▶ **TASK GOAL**
In the listing below, locate the lines bearing the word "unit". Copy every one of them.

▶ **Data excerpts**
Begin

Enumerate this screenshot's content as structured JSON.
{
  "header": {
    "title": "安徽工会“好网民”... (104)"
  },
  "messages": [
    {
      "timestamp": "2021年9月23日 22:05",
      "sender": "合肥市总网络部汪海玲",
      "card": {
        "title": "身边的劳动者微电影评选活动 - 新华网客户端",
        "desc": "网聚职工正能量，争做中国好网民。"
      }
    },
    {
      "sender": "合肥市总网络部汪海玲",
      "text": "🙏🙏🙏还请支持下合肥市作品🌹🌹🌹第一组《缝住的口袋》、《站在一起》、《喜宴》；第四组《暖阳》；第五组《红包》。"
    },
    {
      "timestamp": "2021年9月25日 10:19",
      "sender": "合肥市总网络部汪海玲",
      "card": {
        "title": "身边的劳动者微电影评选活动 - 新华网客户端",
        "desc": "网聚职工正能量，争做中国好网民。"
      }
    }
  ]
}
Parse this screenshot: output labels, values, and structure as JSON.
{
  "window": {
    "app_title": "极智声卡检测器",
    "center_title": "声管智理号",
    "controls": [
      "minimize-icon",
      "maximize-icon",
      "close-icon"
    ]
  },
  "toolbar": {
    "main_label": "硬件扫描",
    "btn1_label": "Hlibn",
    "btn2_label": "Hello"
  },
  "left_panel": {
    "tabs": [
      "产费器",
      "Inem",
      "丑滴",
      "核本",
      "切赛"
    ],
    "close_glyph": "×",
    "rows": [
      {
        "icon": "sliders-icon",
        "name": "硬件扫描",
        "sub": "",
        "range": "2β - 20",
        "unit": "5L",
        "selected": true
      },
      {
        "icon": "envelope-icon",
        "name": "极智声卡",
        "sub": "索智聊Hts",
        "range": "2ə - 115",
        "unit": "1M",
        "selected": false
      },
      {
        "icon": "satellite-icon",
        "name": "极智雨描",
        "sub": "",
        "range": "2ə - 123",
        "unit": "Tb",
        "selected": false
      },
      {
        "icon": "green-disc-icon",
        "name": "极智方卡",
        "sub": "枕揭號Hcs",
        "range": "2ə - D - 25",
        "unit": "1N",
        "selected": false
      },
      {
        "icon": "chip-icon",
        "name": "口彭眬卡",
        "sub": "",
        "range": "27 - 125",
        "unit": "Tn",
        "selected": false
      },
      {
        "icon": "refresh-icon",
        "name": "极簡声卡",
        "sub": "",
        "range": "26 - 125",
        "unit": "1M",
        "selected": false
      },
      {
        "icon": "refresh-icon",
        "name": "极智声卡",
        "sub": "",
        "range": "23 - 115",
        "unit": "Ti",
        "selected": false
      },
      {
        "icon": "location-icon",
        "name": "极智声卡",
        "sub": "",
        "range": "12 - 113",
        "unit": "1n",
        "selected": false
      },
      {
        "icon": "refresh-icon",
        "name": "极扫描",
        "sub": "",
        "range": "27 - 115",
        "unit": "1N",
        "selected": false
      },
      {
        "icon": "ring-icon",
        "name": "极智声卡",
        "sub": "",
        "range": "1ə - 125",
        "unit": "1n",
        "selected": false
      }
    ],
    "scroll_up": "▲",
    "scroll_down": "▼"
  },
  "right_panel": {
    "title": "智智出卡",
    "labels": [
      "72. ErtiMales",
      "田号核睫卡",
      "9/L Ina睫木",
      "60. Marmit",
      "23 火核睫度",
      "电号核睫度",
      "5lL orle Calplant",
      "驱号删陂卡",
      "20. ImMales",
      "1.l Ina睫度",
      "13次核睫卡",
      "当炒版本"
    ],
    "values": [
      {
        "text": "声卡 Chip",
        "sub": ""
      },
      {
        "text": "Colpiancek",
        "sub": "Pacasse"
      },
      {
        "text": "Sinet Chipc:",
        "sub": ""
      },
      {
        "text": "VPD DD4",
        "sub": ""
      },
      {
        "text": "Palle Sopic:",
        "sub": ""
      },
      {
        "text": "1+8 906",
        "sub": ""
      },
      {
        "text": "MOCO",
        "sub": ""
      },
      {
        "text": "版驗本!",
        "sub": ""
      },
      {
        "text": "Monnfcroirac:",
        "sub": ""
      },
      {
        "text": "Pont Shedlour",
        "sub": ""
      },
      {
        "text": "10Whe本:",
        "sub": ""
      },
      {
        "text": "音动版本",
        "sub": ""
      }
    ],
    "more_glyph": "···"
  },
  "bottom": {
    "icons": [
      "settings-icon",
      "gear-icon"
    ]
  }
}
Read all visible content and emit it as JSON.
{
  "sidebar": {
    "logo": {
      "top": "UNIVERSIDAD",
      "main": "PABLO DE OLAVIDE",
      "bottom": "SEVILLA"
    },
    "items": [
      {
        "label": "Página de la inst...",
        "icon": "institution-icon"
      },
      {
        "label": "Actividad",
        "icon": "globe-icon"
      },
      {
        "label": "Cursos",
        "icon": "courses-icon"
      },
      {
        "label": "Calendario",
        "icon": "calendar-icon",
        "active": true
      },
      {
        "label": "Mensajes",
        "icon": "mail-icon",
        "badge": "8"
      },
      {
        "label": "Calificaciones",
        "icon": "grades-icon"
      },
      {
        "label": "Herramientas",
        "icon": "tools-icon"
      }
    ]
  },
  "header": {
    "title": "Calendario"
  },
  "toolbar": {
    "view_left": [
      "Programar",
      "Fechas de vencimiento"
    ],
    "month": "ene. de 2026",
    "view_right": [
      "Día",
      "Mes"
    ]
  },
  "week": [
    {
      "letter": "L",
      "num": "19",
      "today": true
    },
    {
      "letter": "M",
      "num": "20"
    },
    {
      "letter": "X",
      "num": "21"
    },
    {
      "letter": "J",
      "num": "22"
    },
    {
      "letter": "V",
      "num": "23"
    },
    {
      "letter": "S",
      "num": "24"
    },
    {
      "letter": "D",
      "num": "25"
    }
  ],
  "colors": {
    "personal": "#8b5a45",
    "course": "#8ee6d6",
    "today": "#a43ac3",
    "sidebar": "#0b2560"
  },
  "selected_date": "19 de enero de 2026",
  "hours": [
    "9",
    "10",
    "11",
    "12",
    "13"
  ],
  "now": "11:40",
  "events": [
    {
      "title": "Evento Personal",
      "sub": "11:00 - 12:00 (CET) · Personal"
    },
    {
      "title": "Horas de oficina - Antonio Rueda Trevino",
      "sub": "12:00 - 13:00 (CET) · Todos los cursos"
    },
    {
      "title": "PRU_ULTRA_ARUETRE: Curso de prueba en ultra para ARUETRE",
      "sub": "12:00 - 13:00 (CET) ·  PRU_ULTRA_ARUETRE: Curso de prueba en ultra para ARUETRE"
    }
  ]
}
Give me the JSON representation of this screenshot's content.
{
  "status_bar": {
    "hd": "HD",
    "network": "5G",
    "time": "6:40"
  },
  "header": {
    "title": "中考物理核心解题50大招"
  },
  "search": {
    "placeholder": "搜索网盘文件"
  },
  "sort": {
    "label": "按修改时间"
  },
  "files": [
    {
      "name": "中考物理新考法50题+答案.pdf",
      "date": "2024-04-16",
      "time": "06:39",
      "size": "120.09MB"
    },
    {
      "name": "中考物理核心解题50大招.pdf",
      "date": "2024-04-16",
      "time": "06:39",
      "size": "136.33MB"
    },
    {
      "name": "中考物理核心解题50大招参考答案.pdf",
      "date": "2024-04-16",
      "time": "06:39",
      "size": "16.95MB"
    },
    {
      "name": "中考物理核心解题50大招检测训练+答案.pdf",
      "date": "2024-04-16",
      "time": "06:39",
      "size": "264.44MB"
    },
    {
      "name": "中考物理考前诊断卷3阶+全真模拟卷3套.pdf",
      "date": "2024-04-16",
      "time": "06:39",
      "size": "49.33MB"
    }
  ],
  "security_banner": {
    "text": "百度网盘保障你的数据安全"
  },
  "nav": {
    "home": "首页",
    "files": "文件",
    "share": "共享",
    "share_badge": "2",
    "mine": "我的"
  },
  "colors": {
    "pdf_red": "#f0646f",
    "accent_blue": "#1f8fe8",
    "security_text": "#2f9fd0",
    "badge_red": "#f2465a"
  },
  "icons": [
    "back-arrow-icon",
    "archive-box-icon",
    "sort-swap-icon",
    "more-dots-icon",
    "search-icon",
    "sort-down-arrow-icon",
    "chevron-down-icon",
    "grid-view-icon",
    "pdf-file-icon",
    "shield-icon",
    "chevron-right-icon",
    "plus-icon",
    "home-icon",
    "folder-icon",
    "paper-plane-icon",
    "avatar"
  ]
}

End

▶ **OUTPUT OF THE TASK**
        "unit": "5L",
        "unit": "1M",
        "unit": "Tb",
        "unit": "1N",
        "unit": "Tn",
        "unit": "1M",
        "unit": "Ti",
        "unit": "1n",
        "unit": "1N",
        "unit": "1n",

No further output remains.